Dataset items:
################

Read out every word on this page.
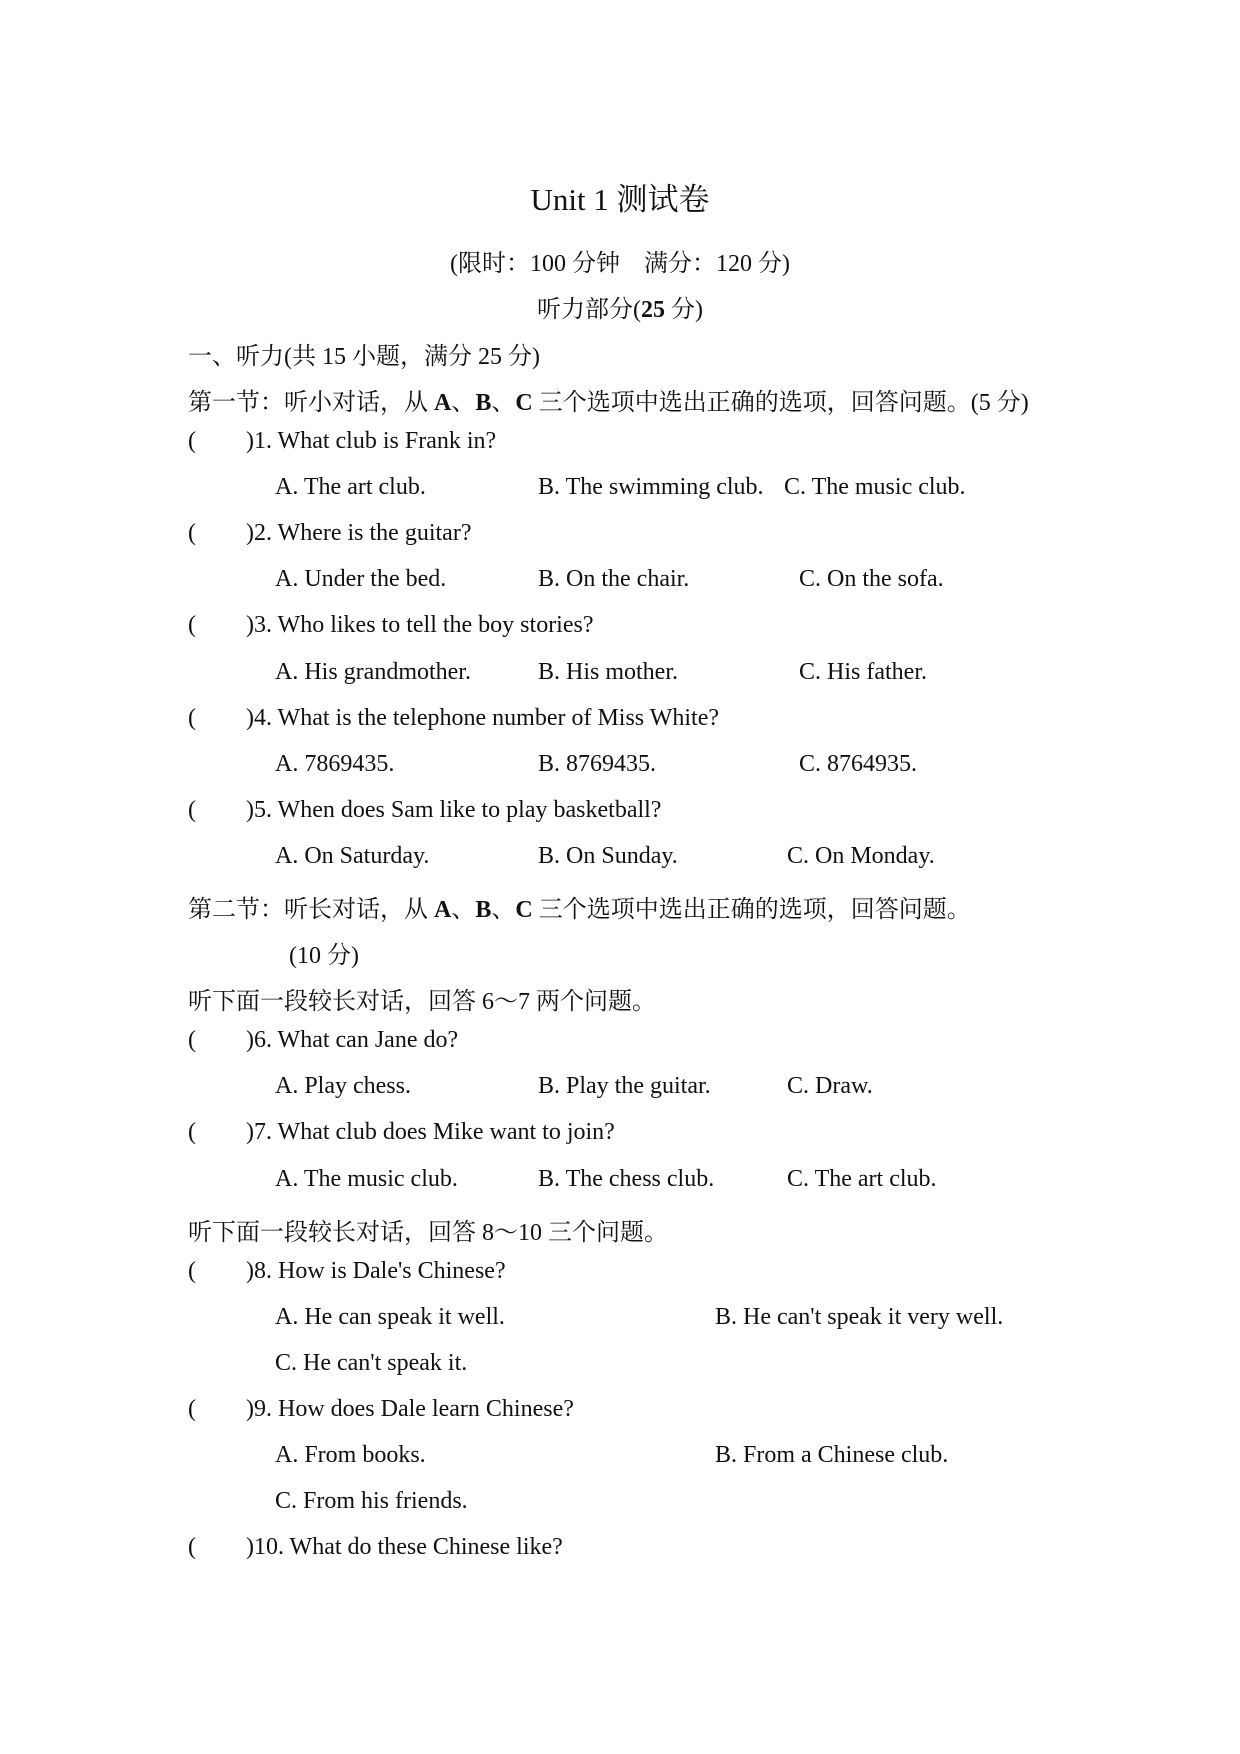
Unit 1 测试卷
(限时：100 分钟　满分：120 分)
听力部分(25 分)
一、听力(共 15 小题，满分 25 分)
第一节：听小对话，从 A、B、C 三个选项中选出正确的选项，回答问题。(5 分)
( )1. What club is Frank in?
A. The art club.	B. The swimming club. C. The music club.
( )2. Where is the guitar?
A. Under the bed.	B. On the chair.	C. On the sofa.
( )3. Who likes to tell the boy stories?
A. His grandmother.	B. His mother.	C. His father.
( )4. What is the telephone number of Miss White?
A. 7869435.	B. 8769435.	C. 8764935.
( )5. When does Sam like to play basketball?
A. On Saturday.	B. On Sunday.	C. On Monday.
第二节：听长对话，从 A、B、C 三个选项中选出正确的选项，回答问题。
(10 分)
听下面一段较长对话，回答 6～7 两个问题。
( )6. What can Jane do?
A. Play chess.	B. Play the guitar.	C. Draw.
( )7. What club does Mike want to join?
A. The music club.	B. The chess club.	C. The art club.
听下面一段较长对话，回答 8～10 三个问题。
( )8. How is Dale's Chinese?
A. He can speak it well.	B. He can't speak it very well.
C. He can't speak it.
( )9. How does Dale learn Chinese?
A. From books.	B. From a Chinese club.
C. From his friends.
( )10. What do these Chinese like?
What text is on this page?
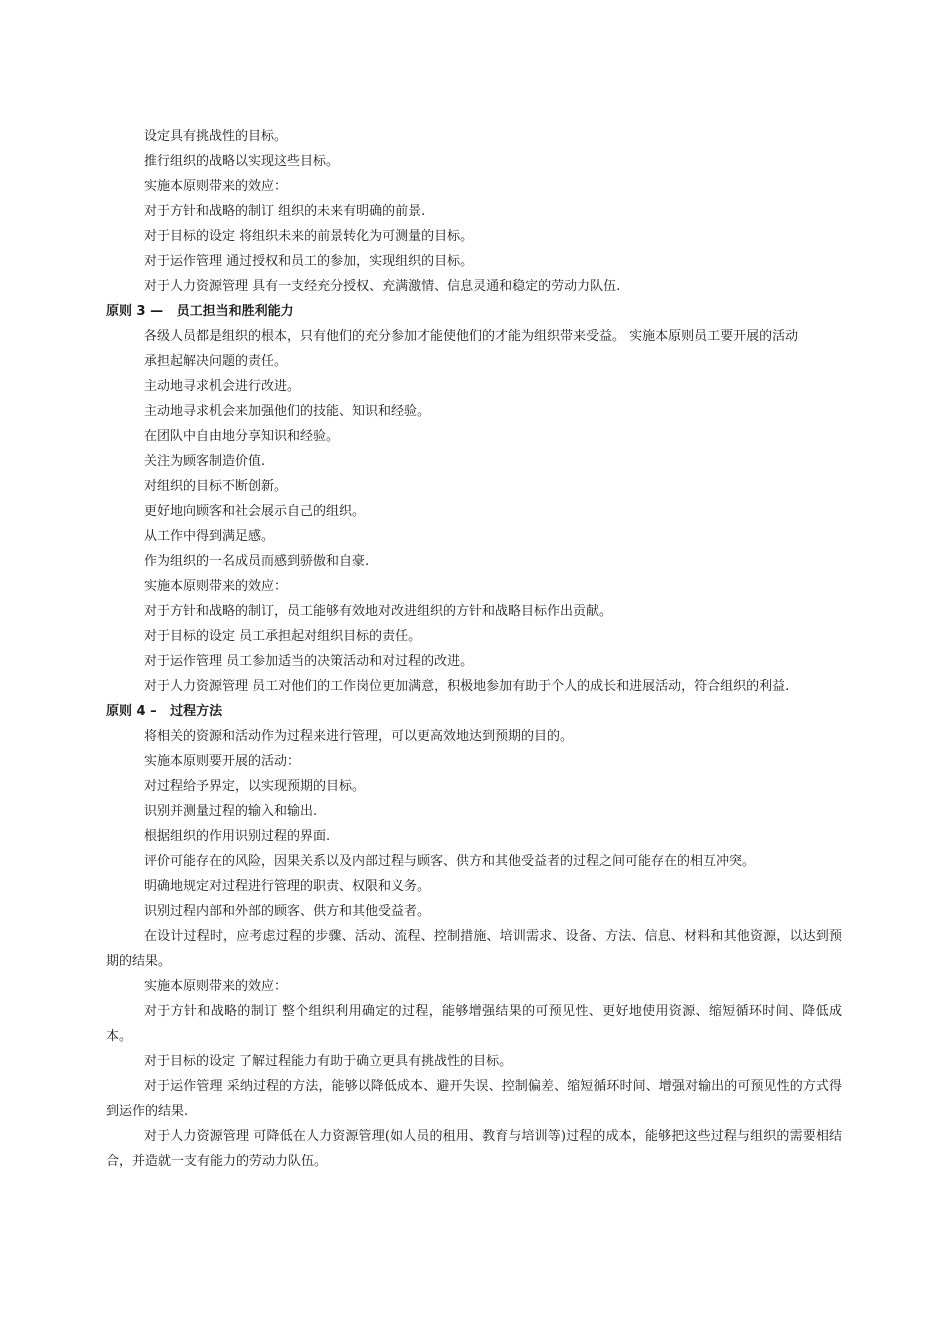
设定具有挑战性的目标。

推行组织的战略以实现这些目标。

实施本原则带来的效应：

对于方针和战略的制订 组织的未来有明确的前景.

对于目标的设定 将组织未来的前景转化为可测量的目标。

对于运作管理 通过授权和员工的参加，实现组织的目标。

对于人力资源管理 具有一支经充分授权、充满激情、信息灵通和稳定的劳动力队伍.

原则 3 —   员工担当和胜利能力

各级人员都是组织的根本，只有他们的充分参加才能使他们的才能为组织带来受益。 实施本原则员工要开展的活动

承担起解决问题的责任。

主动地寻求机会进行改进。

主动地寻求机会来加强他们的技能、知识和经验。

在团队中自由地分享知识和经验。

关注为顾客制造价值.

对组织的目标不断创新。

更好地向顾客和社会展示自己的组织。

从工作中得到满足感。

作为组织的一名成员而感到骄傲和自豪.

实施本原则带来的效应：

对于方针和战略的制订，员工能够有效地对改进组织的方针和战略目标作出贡献。

对于目标的设定 员工承担起对组织目标的责任。

对于运作管理 员工参加适当的决策活动和对过程的改进。

对于人力资源管理 员工对他们的工作岗位更加满意，积极地参加有助于个人的成长和进展活动，符合组织的利益.

原则 4 –   过程方法

将相关的资源和活动作为过程来进行管理，可以更高效地达到预期的目的。

实施本原则要开展的活动：

对过程给予界定，以实现预期的目标。

识别并测量过程的输入和输出.

根据组织的作用识别过程的界面.

评价可能存在的风险，因果关系以及内部过程与顾客、供方和其他受益者的过程之间可能存在的相互冲突。

明确地规定对过程进行管理的职责、权限和义务。

识别过程内部和外部的顾客、供方和其他受益者。

在设计过程时，应考虑过程的步骤、活动、流程、控制措施、培训需求、设备、方法、信息、材料和其他资源，以达到预期的结果。

实施本原则带来的效应：

对于方针和战略的制订 整个组织利用确定的过程，能够增强结果的可预见性、更好地使用资源、缩短循环时间、降低成本。

对于目标的设定 了解过程能力有助于确立更具有挑战性的目标。

对于运作管理 采纳过程的方法，能够以降低成本、避开失误、控制偏差、缩短循环时间、增强对输出的可预见性的方式得到运作的结果.

对于人力资源管理 可降低在人力资源管理(如人员的租用、教育与培训等)过程的成本，能够把这些过程与组织的需要相结合，并造就一支有能力的劳动力队伍。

################

▶ Exercise description
What is the number of lines in this listing that contain the word "对于人力资源管理"? Answer with that number and nothing else.

▶ Result for this task
3